(Data records)
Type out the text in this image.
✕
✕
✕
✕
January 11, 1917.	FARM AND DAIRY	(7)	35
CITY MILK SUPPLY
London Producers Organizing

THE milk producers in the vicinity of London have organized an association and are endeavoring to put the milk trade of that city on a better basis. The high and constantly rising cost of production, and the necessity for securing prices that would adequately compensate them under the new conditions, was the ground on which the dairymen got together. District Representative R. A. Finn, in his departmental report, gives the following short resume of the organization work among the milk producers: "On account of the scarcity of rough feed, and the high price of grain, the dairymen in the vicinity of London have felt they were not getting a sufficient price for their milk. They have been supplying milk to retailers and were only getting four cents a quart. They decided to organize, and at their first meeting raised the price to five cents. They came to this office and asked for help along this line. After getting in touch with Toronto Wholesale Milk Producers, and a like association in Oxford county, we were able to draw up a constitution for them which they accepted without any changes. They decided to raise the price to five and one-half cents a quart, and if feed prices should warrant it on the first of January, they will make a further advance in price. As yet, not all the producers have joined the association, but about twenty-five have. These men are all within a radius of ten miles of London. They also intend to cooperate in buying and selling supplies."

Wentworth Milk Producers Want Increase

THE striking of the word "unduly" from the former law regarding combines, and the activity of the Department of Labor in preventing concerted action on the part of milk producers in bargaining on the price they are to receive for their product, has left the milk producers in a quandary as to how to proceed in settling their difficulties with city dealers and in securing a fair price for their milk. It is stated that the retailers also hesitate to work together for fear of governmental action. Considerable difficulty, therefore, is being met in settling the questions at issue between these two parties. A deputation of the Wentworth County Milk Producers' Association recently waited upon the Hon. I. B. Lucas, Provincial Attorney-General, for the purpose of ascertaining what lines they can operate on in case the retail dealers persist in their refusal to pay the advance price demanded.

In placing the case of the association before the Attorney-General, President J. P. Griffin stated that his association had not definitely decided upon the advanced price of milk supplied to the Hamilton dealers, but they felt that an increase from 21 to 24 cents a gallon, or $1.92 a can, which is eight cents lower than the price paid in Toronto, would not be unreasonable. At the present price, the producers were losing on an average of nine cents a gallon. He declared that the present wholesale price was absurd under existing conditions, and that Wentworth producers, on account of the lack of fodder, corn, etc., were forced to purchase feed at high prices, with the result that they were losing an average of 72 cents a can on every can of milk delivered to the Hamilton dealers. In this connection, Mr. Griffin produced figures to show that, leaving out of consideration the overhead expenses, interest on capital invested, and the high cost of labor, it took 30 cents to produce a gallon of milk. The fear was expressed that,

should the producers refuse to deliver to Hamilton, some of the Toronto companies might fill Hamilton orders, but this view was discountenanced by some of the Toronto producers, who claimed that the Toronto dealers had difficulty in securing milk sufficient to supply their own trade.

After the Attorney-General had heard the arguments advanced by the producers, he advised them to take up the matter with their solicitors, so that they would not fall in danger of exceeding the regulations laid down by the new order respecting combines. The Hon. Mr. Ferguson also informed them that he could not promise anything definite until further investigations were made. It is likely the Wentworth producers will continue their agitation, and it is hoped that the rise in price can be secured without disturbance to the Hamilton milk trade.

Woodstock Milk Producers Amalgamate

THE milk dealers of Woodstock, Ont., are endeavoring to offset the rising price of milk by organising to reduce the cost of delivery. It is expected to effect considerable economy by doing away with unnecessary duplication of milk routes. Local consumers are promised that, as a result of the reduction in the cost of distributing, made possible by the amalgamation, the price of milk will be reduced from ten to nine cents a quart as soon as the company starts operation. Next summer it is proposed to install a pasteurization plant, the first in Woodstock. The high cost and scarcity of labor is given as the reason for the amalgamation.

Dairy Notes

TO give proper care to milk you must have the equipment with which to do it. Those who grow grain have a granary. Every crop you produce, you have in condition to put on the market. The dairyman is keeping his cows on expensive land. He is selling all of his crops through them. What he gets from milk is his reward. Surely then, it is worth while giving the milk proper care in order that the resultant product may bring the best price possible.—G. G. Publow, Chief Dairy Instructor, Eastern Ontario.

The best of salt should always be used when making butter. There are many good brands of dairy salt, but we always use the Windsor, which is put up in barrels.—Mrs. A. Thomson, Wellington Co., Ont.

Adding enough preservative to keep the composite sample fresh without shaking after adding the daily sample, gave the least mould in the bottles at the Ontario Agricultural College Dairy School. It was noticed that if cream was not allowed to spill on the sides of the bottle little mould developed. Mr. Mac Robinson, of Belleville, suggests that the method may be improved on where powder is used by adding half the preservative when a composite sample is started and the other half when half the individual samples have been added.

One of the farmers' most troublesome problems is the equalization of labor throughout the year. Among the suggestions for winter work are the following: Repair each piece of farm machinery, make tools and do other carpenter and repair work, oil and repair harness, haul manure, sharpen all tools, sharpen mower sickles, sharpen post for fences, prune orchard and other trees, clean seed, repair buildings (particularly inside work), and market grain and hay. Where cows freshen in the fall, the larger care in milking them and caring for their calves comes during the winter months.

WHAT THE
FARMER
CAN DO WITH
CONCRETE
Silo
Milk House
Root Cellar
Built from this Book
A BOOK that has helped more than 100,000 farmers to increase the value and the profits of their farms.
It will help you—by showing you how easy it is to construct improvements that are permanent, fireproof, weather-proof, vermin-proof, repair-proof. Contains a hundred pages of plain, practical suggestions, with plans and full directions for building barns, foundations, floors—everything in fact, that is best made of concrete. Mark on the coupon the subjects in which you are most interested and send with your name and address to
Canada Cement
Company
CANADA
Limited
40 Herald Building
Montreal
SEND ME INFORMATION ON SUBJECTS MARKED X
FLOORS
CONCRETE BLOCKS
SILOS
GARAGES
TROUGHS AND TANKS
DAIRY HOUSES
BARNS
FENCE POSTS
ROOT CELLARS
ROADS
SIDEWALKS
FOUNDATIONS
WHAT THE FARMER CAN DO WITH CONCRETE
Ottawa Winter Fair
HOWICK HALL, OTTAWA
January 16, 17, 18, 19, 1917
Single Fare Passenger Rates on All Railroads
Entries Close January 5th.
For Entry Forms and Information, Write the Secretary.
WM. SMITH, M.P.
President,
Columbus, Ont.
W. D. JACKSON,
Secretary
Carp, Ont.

Your task => Every line of the data above should be copied exactly.

Exercise result =>
Type out the text in this image.
✕
✕
✕
✕
January 11, 1917.	FARM AND DAIRY	(7)	35
CITY MILK SUPPLY
London Producers Organizing

THE milk producers in the vicinity of London have organized an association and are endeavoring to put the milk trade of that city on a better basis. The high and constantly rising cost of production, and the necessity for securing prices that would adequately compensate them under the new conditions, was the ground on which the dairymen got together. District Representative R. A. Finn, in his departmental report, gives the following short resume of the organization work among the milk producers: "On account of the scarcity of rough feed, and the high price of grain, the dairymen in the vicinity of London have felt they were not getting a sufficient price for their milk. They have been supplying milk to retailers and were only getting four cents a quart. They decided to organize, and at their first meeting raised the price to five cents. They came to this office and asked for help along this line. After getting in touch with Toronto Wholesale Milk Producers, and a like association in Oxford county, we were able to draw up a constitution for them which they accepted without any changes. They decided to raise the price to five and one-half cents a quart, and if feed prices should warrant it on the first of January, they will make a further advance in price. As yet, not all the producers have joined the association, but about twenty-five have. These men are all within a radius of ten miles of London. They also intend to cooperate in buying and selling supplies."

Wentworth Milk Producers Want Increase

THE striking of the word "unduly" from the former law regarding combines, and the activity of the Department of Labor in preventing concerted action on the part of milk producers in bargaining on the price they are to receive for their product, has left the milk producers in a quandary as to how to proceed in settling their difficulties with city dealers and in securing a fair price for their milk. It is stated that the retailers also hesitate to work together for fear of governmental action. Considerable difficulty, therefore, is being met in settling the questions at issue between these two parties. A deputation of the Wentworth County Milk Producers' Association recently waited upon the Hon. I. B. Lucas, Provincial Attorney-General, for the purpose of ascertaining what lines they can operate on in case the retail dealers persist in their refusal to pay the advance price demanded.

In placing the case of the association before the Attorney-General, President J. P. Griffin stated that his association had not definitely decided upon the advanced price of milk supplied to the Hamilton dealers, but they felt that an increase from 21 to 24 cents a gallon, or $1.92 a can, which is eight cents lower than the price paid in Toronto, would not be unreasonable. At the present price, the producers were losing on an average of nine cents a gallon. He declared that the present wholesale price was absurd under existing conditions, and that Wentworth producers, on account of the lack of fodder, corn, etc., were forced to purchase feed at high prices, with the result that they were losing an average of 72 cents a can on every can of milk delivered to the Hamilton dealers. In this connection, Mr. Griffin produced figures to show that, leaving out of consideration the overhead expenses, interest on capital invested, and the high cost of labor, it took 30 cents to produce a gallon of milk. The fear was expressed that,

should the producers refuse to deliver to Hamilton, some of the Toronto companies might fill Hamilton orders, but this view was discountenanced by some of the Toronto producers, who claimed that the Toronto dealers had difficulty in securing milk sufficient to supply their own trade.

After the Attorney-General had heard the arguments advanced by the producers, he advised them to take up the matter with their solicitors, so that they would not fall in danger of exceeding the regulations laid down by the new order respecting combines. The Hon. Mr. Ferguson also informed them that he could not promise anything definite until further investigations were made. It is likely the Wentworth producers will continue their agitation, and it is hoped that the rise in price can be secured without disturbance to the Hamilton milk trade.

Woodstock Milk Producers Amalgamate

THE milk dealers of Woodstock, Ont., are endeavoring to offset the rising price of milk by organising to reduce the cost of delivery. It is expected to effect considerable economy by doing away with unnecessary duplication of milk routes. Local consumers are promised that, as a result of the reduction in the cost of distributing, made possible by the amalgamation, the price of milk will be reduced from ten to nine cents a quart as soon as the company starts operation. Next summer it is proposed to install a pasteurization plant, the first in Woodstock. The high cost and scarcity of labor is given as the reason for the amalgamation.

Dairy Notes

TO give proper care to milk you must have the equipment with which to do it. Those who grow grain have a granary. Every crop you produce, you have in condition to put on the market. The dairyman is keeping his cows on expensive land. He is selling all of his crops through them. What he gets from milk is his reward. Surely then, it is worth while giving the milk proper care in order that the resultant product may bring the best price possible.—G. G. Publow, Chief Dairy Instructor, Eastern Ontario.

The best of salt should always be used when making butter. There are many good brands of dairy salt, but we always use the Windsor, which is put up in barrels.—Mrs. A. Thomson, Wellington Co., Ont.

Adding enough preservative to keep the composite sample fresh without shaking after adding the daily sample, gave the least mould in the bottles at the Ontario Agricultural College Dairy School. It was noticed that if cream was not allowed to spill on the sides of the bottle little mould developed. Mr. Mac Robinson, of Belleville, suggests that the method may be improved on where powder is used by adding half the preservative when a composite sample is started and the other half when half the individual samples have been added.

One of the farmers' most troublesome problems is the equalization of labor throughout the year. Among the suggestions for winter work are the following: Repair each piece of farm machinery, make tools and do other carpenter and repair work, oil and repair harness, haul manure, sharpen all tools, sharpen mower sickles, sharpen post for fences, prune orchard and other trees, clean seed, repair buildings (particularly inside work), and market grain and hay. Where cows freshen in the fall, the larger care in milking them and caring for their calves comes during the winter months.

WHAT THE
FARMER
CAN DO WITH
CONCRETE
Silo
Milk House
Root Cellar
Built from this Book
A BOOK that has helped more than 100,000 farmers to increase the value and the profits of their farms.
It will help you—by showing you how easy it is to construct improvements that are permanent, fireproof, weather-proof, vermin-proof, repair-proof. Contains a hundred pages of plain, practical suggestions, with plans and full directions for building barns, foundations, floors—everything in fact, that is best made of concrete. Mark on the coupon the subjects in which you are most interested and send with your name and address to
Canada Cement
Company
CANADA
Limited
40 Herald Building
Montreal
SEND ME INFORMATION ON SUBJECTS MARKED X
FLOORS
CONCRETE BLOCKS
SILOS
GARAGES
TROUGHS AND TANKS
DAIRY HOUSES
BARNS
FENCE POSTS
ROOT CELLARS
ROADS
SIDEWALKS
FOUNDATIONS
WHAT THE FARMER CAN DO WITH CONCRETE
Ottawa Winter Fair
HOWICK HALL, OTTAWA
January 16, 17, 18, 19, 1917
Single Fare Passenger Rates on All Railroads
Entries Close January 5th.
For Entry Forms and Information, Write the Secretary.
WM. SMITH, M.P.
President,
Columbus, Ont.
W. D. JACKSON,
Secretary
Carp, Ont.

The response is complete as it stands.